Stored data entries
»»

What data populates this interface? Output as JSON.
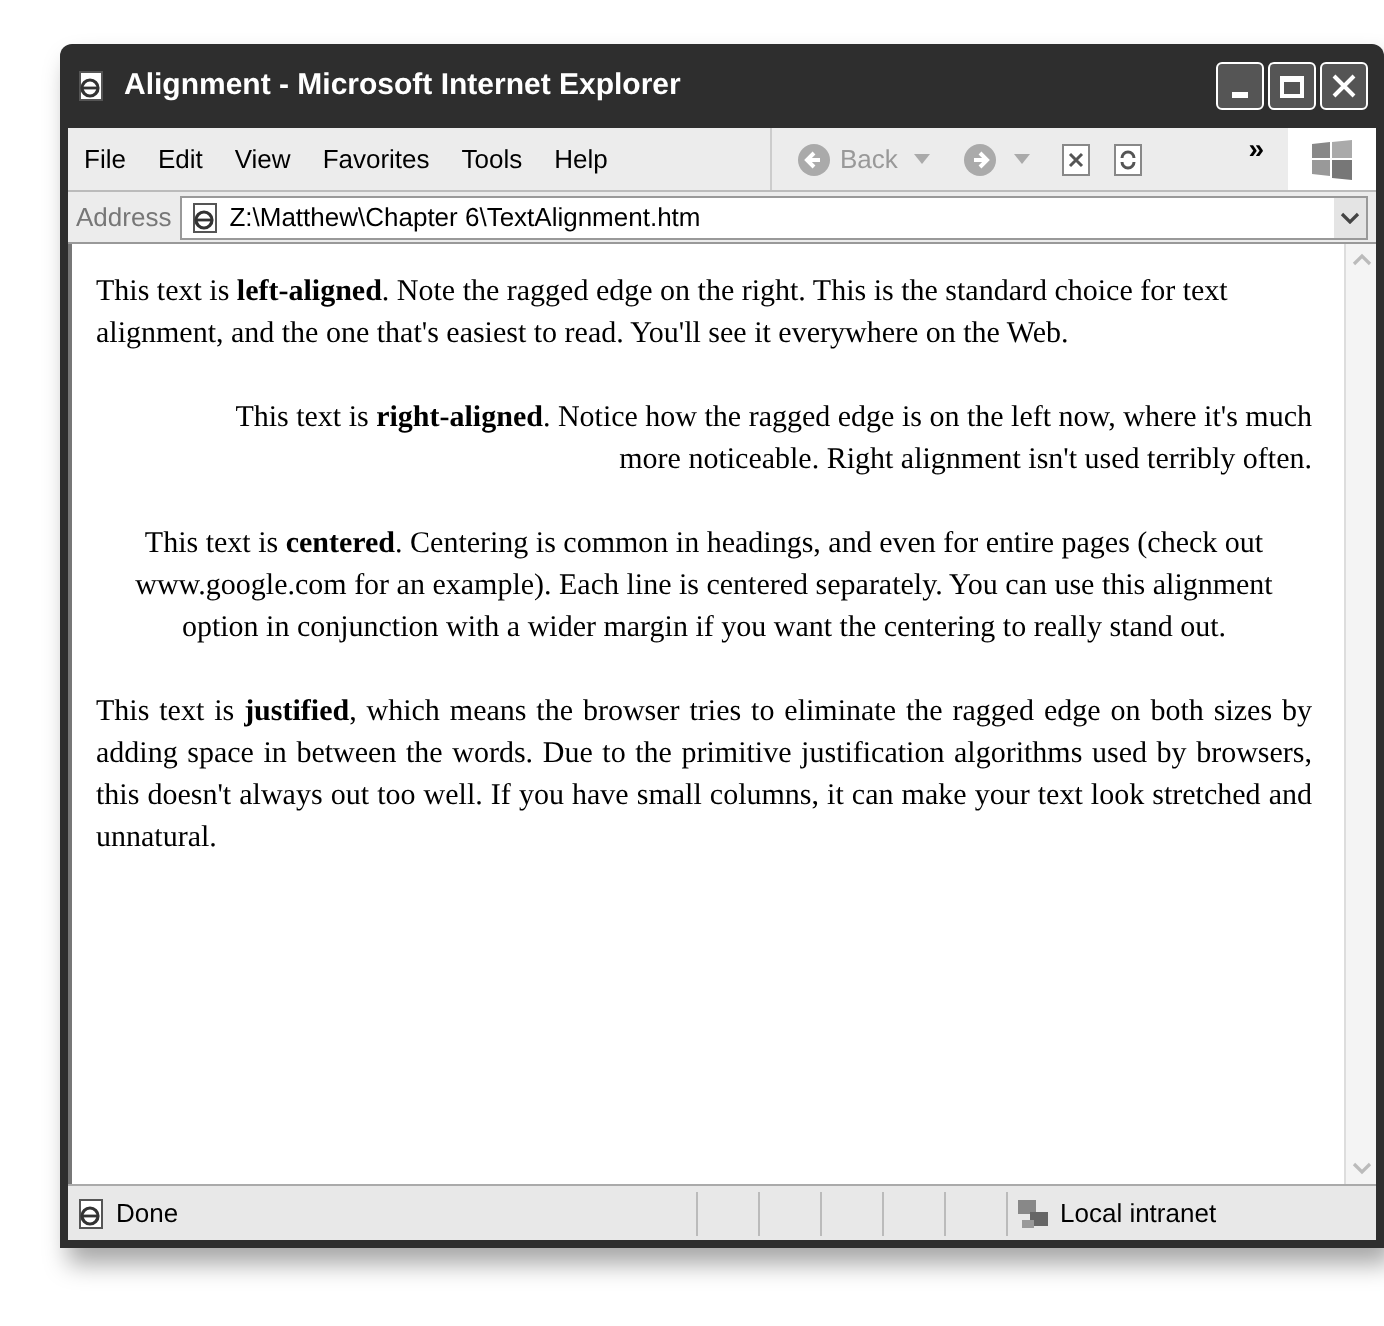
{
  "window": {
    "title": "Alignment - Microsoft Internet Explorer"
  },
  "menu": [
    "File",
    "Edit",
    "View",
    "Favorites",
    "Tools",
    "Help"
  ],
  "toolbar": {
    "back": "Back",
    "more": "»"
  },
  "address": {
    "label": "Address",
    "value": "Z:\\Matthew\\Chapter 6\\TextAlignment.htm"
  },
  "paragraphs": [
    {
      "kind": "left",
      "text": "This text is **left-aligned**. Note the ragged edge on the right. This is the standard choice for text alignment, and the one that's easiest to read. You'll see it everywhere on the Web."
    },
    {
      "kind": "right",
      "text": "This text is **right-aligned**. Notice how the ragged edge is on the left now, where it's much more noticeable. Right alignment isn't used terribly often."
    },
    {
      "kind": "center",
      "text": "This text is **centered**. Centering is common in headings, and even for entire pages (check out www.google.com for an example). Each line is centered separately. You can use this alignment option in conjunction with a wider margin if you want the centering to really stand out."
    },
    {
      "kind": "justify",
      "text": "This text is **justified**, which means the browser tries to eliminate the ragged edge on both sizes by adding space in between the words. Due to the primitive justification algorithms used by browsers, this doesn't always out too well. If you have small columns, it can make your text look stretched and unnatural."
    }
  ],
  "status_bar": {
    "text": "Done",
    "zone": "Local intranet"
  }
}
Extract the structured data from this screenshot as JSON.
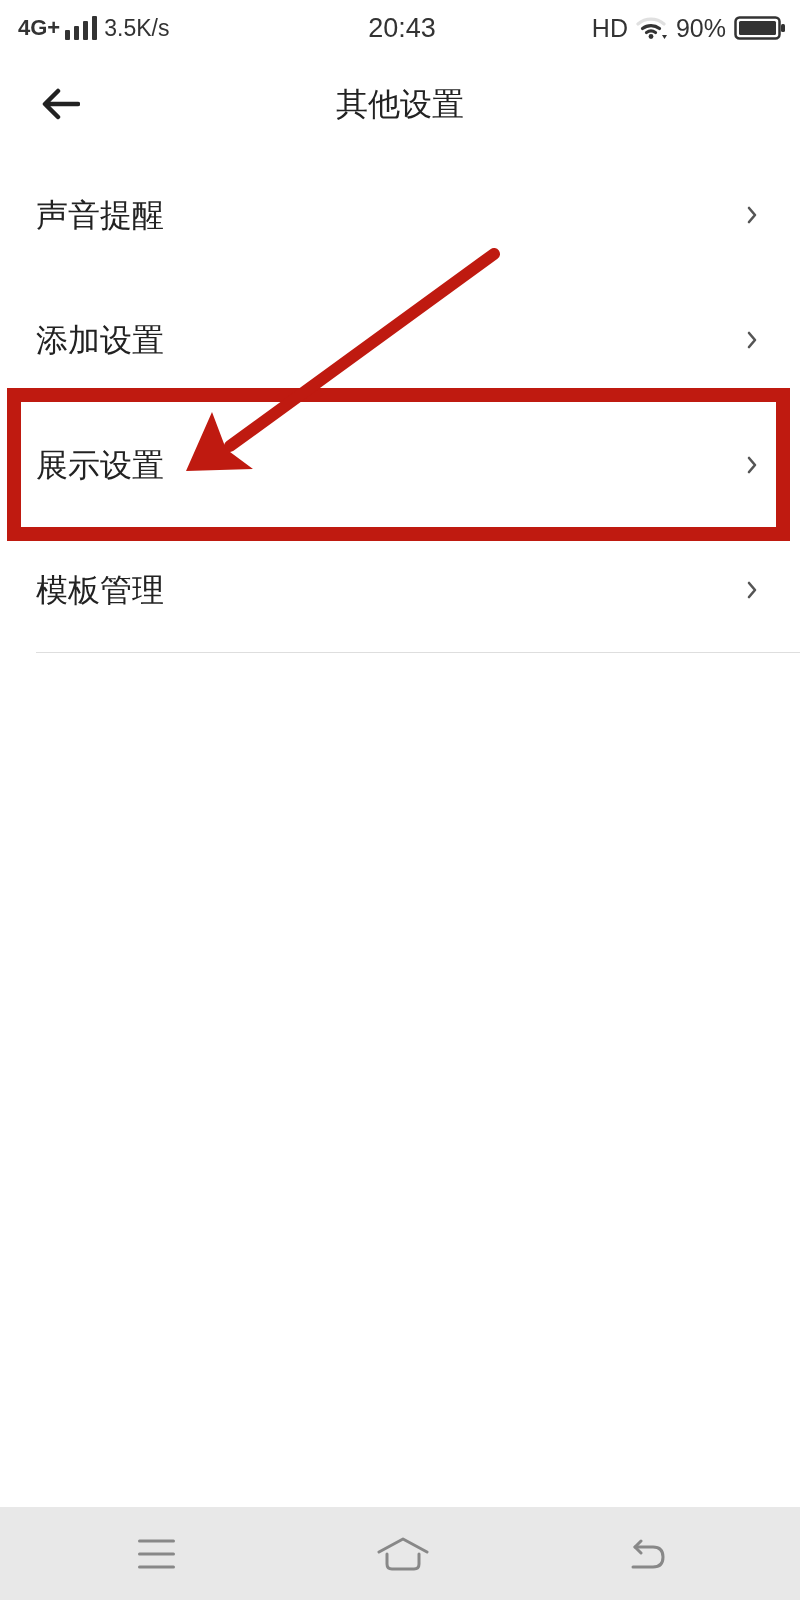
{
  "status_bar": {
    "network": "4G+",
    "speed": "3.5K/s",
    "time": "20:43",
    "hd": "HD",
    "battery": "90%"
  },
  "header": {
    "title": "其他设置"
  },
  "rows": [
    {
      "label": "声音提醒",
      "highlighted": false
    },
    {
      "label": "添加设置",
      "highlighted": false
    },
    {
      "label": "展示设置",
      "highlighted": true
    },
    {
      "label": "模板管理",
      "highlighted": false
    }
  ]
}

««

Short problem: Exactly reproduce the entries above, minus the pictures.

The completed task:
What data populates this interface? Output as JSON.
{
  "window": {
    "title": "Alignment - Microsoft Internet Explorer"
  },
  "menu": [
    "File",
    "Edit",
    "View",
    "Favorites",
    "Tools",
    "Help"
  ],
  "toolbar": {
    "back": "Back",
    "more": "»"
  },
  "address": {
    "label": "Address",
    "value": "Z:\\Matthew\\Chapter 6\\TextAlignment.htm"
  },
  "paragraphs": [
    {
      "kind": "left",
      "text": "This text is **left-aligned**. Note the ragged edge on the right. This is the standard choice for text alignment, and the one that's easiest to read. You'll see it everywhere on the Web."
    },
    {
      "kind": "right",
      "text": "This text is **right-aligned**. Notice how the ragged edge is on the left now, where it's much more noticeable. Right alignment isn't used terribly often."
    },
    {
      "kind": "center",
      "text": "This text is **centered**. Centering is common in headings, and even for entire pages (check out www.google.com for an example). Each line is centered separately. You can use this alignment option in conjunction with a wider margin if you want the centering to really stand out."
    },
    {
      "kind": "justify",
      "text": "This text is **justified**, which means the browser tries to eliminate the ragged edge on both sizes by adding space in between the words. Due to the primitive justification algorithms used by browsers, this doesn't always out too well. If you have small columns, it can make your text look stretched and unnatural."
    }
  ],
  "status_bar": {
    "text": "Done",
    "zone": "Local intranet"
  }
}
Extract the structured data from this screenshot as JSON.
{
  "status_bar": {
    "network": "4G+",
    "speed": "3.5K/s",
    "time": "20:43",
    "hd": "HD",
    "battery": "90%"
  },
  "header": {
    "title": "其他设置"
  },
  "rows": [
    {
      "label": "声音提醒",
      "highlighted": false
    },
    {
      "label": "添加设置",
      "highlighted": false
    },
    {
      "label": "展示设置",
      "highlighted": true
    },
    {
      "label": "模板管理",
      "highlighted": false
    }
  ]
}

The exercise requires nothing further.